#### Aim:
Each line of the listing that contains the word "dinner" is to be copied.

(Stored records)
>> Begin
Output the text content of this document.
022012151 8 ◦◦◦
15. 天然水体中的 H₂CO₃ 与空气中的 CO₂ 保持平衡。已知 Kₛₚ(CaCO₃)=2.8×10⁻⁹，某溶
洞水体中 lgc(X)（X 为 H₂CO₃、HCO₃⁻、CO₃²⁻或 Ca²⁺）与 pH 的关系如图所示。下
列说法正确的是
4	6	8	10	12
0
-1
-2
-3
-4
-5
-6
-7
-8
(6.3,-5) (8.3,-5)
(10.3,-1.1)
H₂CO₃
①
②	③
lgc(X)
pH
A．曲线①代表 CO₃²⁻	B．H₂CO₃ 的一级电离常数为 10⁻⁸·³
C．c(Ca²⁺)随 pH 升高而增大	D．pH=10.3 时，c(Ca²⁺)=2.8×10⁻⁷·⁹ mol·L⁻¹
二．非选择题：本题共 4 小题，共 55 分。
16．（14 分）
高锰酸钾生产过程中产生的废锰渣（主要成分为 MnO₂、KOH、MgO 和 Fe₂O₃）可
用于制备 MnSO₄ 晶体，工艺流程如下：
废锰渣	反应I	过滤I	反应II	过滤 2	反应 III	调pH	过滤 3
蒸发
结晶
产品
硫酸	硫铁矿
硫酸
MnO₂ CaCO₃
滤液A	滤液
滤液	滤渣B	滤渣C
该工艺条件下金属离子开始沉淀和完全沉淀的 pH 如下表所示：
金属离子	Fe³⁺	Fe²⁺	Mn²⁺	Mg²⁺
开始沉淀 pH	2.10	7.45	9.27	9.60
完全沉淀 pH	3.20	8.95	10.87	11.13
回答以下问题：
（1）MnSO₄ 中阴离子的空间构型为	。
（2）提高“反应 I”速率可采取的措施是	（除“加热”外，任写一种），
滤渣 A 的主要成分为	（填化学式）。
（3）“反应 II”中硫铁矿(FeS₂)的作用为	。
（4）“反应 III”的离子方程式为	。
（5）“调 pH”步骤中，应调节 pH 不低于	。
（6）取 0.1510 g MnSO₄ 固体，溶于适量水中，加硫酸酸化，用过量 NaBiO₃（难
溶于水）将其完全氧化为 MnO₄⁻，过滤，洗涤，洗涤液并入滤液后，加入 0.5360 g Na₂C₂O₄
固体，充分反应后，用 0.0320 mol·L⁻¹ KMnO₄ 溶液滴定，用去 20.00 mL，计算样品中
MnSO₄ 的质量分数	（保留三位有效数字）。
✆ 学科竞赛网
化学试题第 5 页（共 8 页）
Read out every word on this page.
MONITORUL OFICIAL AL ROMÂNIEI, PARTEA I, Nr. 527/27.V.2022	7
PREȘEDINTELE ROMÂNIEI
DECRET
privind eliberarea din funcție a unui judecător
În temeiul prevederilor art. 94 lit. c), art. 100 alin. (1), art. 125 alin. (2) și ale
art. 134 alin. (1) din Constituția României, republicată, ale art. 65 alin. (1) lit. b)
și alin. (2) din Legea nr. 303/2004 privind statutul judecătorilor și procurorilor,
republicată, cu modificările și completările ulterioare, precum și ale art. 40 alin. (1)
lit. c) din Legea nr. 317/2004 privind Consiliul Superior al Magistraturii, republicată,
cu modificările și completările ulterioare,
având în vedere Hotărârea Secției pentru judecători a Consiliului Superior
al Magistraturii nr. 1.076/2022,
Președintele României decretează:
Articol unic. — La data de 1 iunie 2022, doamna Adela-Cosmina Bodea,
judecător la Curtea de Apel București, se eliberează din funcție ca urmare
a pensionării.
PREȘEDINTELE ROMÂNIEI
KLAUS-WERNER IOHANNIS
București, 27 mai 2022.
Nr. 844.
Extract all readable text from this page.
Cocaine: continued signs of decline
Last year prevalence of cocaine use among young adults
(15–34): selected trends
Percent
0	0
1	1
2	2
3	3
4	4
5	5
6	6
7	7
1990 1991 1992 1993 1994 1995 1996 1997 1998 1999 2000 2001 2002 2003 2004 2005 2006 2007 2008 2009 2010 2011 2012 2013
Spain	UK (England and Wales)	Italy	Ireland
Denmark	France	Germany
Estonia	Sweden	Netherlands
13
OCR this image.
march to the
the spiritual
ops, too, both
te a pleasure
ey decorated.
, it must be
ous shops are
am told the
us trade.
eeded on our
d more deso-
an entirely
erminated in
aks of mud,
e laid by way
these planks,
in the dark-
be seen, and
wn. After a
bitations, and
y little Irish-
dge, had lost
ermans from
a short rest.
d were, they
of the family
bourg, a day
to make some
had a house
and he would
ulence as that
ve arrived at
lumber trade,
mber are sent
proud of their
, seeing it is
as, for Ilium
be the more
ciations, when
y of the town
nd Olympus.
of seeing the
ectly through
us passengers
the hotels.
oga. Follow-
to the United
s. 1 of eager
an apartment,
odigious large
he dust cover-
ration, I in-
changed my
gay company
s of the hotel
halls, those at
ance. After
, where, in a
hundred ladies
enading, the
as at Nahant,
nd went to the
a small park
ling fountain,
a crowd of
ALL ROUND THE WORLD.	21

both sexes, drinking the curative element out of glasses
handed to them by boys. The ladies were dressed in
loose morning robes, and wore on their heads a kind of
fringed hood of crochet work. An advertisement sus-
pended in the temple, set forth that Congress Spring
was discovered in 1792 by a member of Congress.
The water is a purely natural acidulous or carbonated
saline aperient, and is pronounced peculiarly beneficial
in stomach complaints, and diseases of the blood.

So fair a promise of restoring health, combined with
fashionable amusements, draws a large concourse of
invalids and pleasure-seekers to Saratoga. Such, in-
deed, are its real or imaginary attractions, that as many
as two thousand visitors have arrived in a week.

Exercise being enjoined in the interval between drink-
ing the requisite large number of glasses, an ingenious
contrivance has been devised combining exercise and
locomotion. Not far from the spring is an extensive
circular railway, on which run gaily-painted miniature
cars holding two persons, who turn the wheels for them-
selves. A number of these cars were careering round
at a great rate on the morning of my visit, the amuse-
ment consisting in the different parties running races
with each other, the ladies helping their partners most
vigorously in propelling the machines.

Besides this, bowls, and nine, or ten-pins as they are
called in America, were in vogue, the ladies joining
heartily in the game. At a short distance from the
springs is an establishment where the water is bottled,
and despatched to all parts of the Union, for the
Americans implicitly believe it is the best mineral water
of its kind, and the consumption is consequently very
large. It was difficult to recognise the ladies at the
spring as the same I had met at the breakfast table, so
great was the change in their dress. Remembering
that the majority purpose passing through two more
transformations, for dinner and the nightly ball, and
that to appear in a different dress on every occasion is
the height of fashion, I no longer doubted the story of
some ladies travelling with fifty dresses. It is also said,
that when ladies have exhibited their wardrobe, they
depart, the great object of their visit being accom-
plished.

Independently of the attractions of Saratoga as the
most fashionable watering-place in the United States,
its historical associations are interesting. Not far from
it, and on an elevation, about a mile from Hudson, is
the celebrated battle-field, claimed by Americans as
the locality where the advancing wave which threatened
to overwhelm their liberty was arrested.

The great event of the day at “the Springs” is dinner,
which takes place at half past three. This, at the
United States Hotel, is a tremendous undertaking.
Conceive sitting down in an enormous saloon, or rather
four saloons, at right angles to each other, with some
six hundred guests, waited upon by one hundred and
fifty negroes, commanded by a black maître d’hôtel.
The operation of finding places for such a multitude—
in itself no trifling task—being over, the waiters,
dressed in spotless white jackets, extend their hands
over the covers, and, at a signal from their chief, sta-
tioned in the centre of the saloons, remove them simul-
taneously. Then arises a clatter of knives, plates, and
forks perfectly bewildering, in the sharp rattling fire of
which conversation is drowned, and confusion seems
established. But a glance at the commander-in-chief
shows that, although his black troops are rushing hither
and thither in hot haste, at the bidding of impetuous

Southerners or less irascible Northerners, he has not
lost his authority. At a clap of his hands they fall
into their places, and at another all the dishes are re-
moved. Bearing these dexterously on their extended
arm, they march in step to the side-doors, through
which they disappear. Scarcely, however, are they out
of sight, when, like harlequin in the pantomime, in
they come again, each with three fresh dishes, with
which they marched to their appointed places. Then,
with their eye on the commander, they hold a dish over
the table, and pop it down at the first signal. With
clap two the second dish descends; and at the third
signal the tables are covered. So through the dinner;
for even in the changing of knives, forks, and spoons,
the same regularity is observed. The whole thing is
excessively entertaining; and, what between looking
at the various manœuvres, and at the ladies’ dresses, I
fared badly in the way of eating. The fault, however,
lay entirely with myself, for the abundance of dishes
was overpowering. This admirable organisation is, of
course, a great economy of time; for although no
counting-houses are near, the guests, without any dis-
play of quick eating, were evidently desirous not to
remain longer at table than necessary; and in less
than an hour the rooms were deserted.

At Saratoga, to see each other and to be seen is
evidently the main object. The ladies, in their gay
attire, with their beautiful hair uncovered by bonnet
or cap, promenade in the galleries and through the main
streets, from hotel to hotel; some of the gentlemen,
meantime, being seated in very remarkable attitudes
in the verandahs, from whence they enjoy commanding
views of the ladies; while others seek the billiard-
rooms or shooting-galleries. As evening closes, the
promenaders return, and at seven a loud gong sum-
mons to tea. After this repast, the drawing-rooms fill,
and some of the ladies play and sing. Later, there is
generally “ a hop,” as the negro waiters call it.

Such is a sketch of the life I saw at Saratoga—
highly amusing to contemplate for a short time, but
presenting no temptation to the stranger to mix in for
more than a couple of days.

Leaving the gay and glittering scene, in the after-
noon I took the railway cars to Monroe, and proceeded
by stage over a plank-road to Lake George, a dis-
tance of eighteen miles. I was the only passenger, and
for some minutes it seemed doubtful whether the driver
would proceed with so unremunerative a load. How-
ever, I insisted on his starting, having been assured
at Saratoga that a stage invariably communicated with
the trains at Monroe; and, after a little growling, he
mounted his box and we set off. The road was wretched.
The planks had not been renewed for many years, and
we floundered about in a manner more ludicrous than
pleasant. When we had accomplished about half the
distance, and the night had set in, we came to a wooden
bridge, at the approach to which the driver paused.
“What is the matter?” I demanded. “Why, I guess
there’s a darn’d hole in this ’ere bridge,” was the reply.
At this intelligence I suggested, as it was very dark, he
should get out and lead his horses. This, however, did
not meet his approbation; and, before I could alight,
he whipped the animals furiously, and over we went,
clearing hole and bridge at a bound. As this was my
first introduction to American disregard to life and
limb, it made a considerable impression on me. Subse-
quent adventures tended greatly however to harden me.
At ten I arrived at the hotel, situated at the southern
>> End
#### Solution to the problem:
transformations, for dinner and the nightly ball, and
The great event of the day at “the Springs” is dinner,
signal the tables are covered. So through the dinner;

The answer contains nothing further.